■ Exercise goal
Go through the listing below and gather every line with the word "title".

[Dataset entries on figures]
--

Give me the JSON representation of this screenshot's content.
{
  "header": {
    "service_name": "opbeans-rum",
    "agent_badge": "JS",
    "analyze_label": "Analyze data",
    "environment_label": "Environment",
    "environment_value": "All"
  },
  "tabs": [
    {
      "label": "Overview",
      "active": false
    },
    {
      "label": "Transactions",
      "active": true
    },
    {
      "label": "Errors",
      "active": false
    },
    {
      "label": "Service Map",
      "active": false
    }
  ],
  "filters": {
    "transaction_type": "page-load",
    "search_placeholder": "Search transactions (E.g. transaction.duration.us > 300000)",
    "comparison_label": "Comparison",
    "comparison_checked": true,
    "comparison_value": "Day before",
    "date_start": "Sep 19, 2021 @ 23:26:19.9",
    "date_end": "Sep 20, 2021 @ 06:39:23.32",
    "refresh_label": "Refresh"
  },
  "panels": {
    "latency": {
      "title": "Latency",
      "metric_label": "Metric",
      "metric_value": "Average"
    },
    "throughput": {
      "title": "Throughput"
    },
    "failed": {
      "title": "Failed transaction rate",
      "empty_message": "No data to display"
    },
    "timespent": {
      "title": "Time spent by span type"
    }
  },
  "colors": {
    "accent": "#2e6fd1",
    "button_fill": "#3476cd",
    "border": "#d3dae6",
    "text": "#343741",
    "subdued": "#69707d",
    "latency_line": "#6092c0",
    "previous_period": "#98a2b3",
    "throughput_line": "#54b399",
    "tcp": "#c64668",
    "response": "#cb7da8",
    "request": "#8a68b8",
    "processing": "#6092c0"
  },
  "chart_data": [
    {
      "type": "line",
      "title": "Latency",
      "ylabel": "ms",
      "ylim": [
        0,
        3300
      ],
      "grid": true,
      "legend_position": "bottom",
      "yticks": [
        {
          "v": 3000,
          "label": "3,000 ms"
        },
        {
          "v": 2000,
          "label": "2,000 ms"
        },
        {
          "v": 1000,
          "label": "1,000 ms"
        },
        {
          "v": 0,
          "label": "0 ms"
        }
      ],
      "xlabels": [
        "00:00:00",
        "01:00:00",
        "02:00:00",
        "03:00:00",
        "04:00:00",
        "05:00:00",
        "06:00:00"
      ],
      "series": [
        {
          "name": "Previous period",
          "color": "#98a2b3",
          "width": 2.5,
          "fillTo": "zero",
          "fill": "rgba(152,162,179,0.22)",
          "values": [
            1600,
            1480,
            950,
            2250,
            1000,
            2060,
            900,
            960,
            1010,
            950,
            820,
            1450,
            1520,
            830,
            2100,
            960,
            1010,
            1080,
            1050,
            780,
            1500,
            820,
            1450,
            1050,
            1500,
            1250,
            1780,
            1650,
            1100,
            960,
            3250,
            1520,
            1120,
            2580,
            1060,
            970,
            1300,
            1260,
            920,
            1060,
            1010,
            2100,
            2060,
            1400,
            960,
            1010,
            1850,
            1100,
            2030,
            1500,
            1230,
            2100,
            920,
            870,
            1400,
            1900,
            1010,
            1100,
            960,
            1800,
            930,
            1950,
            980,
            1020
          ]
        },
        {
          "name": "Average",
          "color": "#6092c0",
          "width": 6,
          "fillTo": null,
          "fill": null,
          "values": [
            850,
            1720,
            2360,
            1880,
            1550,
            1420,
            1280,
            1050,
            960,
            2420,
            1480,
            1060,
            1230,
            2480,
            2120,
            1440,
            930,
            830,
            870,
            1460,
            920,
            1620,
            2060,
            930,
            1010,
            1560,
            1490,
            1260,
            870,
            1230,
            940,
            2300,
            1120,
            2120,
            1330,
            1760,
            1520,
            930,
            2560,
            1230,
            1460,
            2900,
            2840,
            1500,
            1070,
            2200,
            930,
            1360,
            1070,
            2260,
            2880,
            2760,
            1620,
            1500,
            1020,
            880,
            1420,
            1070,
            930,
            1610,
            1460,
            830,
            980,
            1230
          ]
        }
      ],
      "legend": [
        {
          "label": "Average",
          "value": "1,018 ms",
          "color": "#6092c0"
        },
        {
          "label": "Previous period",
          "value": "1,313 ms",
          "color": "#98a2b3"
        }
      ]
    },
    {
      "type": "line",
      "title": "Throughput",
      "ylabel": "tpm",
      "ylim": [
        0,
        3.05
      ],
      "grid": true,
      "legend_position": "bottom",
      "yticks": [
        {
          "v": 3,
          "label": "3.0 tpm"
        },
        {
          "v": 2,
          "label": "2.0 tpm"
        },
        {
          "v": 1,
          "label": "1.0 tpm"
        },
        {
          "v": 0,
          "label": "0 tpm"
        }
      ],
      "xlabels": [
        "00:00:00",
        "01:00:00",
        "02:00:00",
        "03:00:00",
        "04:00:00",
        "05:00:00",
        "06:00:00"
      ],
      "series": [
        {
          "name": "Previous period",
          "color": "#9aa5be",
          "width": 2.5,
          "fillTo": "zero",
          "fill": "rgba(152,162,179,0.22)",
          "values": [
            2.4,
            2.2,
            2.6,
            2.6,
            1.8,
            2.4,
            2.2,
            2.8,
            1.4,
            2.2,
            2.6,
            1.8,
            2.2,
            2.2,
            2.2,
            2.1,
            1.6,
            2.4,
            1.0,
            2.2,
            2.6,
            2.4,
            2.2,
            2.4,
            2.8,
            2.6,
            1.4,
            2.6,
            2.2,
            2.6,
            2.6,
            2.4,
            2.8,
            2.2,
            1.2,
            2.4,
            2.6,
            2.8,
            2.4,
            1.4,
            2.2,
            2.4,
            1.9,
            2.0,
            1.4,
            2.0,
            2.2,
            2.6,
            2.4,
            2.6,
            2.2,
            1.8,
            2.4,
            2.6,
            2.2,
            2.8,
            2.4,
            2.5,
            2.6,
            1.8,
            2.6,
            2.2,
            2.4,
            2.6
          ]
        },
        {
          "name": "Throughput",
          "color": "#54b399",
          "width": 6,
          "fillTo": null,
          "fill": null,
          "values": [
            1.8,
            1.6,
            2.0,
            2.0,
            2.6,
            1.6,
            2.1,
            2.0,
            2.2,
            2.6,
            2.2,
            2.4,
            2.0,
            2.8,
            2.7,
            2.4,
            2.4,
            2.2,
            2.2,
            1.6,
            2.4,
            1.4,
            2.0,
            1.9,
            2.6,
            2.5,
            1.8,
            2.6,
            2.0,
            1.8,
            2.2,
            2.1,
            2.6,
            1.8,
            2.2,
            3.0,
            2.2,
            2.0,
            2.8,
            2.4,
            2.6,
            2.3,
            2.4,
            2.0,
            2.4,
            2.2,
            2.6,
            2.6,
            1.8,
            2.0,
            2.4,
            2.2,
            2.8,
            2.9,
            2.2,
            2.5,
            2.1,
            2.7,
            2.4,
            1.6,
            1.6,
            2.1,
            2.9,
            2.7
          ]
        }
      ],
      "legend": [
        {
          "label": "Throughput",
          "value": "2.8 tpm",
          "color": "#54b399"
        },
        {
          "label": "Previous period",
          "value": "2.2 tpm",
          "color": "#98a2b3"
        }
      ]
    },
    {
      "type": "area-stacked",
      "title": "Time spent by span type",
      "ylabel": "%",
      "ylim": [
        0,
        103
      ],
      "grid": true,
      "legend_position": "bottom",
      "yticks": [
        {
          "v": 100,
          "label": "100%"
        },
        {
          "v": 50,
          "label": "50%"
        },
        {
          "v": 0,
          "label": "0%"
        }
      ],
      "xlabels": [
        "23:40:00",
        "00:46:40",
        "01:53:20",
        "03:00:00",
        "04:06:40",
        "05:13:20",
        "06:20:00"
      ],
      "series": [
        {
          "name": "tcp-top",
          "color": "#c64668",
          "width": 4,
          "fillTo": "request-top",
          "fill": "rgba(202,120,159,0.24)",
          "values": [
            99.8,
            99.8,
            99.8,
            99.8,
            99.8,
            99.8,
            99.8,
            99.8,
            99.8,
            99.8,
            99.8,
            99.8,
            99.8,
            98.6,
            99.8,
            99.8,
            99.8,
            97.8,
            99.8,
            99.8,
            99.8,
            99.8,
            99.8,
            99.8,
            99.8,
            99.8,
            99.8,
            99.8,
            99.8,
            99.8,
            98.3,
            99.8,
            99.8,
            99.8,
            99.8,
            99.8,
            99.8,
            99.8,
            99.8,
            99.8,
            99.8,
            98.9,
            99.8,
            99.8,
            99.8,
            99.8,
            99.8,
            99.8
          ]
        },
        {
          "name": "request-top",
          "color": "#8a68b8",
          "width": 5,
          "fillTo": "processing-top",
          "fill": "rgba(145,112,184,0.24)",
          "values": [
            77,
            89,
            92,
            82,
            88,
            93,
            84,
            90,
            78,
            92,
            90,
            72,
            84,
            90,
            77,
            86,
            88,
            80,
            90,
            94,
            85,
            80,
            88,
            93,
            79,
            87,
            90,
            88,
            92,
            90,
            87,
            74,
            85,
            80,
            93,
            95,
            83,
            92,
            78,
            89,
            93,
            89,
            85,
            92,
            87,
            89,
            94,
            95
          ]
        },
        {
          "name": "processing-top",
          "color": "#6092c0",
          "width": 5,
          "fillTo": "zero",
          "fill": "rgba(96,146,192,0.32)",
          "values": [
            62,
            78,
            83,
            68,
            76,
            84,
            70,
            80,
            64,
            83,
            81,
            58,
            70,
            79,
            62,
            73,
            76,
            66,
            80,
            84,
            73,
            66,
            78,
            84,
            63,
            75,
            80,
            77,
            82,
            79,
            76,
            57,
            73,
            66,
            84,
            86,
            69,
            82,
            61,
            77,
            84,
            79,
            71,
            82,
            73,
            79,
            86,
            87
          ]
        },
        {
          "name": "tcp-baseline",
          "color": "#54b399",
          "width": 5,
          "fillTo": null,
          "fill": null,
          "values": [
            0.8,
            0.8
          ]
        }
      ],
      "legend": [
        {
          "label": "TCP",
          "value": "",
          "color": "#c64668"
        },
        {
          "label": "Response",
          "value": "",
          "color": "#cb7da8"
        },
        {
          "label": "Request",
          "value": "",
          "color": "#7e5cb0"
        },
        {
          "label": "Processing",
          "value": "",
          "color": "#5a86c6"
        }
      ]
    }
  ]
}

--

■ Result of the task
      "title": "Latency",
      "title": "Throughput"
      "title": "Failed transaction rate",
      "title": "Time spent by span type"
      "title": "Latency",
      "title": "Throughput",
      "title": "Time spent by span type",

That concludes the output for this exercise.